Keep every line where the word "more" appears; drop the rest.

*DATASET EXCERPTS:*
------------------------------
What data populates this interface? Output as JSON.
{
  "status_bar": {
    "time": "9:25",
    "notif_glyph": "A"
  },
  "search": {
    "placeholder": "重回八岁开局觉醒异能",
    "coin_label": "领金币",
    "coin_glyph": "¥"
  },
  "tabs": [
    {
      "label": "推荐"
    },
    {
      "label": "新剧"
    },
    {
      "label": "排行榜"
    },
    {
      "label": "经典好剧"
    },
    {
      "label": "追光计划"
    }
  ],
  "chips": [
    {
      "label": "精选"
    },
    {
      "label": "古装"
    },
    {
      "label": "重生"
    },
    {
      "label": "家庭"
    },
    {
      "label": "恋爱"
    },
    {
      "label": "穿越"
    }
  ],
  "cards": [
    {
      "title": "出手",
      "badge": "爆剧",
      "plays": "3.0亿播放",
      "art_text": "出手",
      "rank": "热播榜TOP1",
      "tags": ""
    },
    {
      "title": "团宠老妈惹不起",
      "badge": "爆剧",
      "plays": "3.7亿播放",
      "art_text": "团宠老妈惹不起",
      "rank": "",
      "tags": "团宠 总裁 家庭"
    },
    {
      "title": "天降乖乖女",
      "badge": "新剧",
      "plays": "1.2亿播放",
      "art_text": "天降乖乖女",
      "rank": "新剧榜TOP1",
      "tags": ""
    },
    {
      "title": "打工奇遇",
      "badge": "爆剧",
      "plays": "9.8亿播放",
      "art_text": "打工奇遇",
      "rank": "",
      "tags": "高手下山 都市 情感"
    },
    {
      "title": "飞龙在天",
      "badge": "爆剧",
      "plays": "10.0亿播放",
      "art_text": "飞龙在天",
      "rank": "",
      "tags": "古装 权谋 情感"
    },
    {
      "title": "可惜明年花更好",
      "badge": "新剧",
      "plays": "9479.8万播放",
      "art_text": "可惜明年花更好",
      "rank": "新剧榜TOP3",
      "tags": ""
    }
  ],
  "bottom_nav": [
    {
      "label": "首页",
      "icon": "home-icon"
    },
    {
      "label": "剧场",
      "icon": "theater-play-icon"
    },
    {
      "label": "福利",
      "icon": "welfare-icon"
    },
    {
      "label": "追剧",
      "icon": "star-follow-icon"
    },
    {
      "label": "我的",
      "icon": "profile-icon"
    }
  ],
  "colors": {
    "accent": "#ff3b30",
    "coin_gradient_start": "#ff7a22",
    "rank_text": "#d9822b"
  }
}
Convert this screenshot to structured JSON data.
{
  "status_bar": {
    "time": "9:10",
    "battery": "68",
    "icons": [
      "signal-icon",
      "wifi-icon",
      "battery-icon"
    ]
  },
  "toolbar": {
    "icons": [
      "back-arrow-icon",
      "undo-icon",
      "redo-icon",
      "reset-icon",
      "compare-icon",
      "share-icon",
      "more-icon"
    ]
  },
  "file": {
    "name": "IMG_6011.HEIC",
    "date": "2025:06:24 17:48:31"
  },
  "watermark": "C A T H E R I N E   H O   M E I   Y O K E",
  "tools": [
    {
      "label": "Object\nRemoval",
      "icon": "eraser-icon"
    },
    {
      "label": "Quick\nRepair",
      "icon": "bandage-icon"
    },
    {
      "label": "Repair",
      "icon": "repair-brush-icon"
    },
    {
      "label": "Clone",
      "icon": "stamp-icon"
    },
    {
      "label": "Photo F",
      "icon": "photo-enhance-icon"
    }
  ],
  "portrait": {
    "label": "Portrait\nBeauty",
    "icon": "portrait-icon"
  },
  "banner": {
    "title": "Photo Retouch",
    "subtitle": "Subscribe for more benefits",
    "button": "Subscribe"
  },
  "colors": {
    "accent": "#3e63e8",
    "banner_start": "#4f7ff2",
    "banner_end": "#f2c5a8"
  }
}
------------------------------
*REPLY:*
      "more-icon"
    "subtitle": "Subscribe for more benefits",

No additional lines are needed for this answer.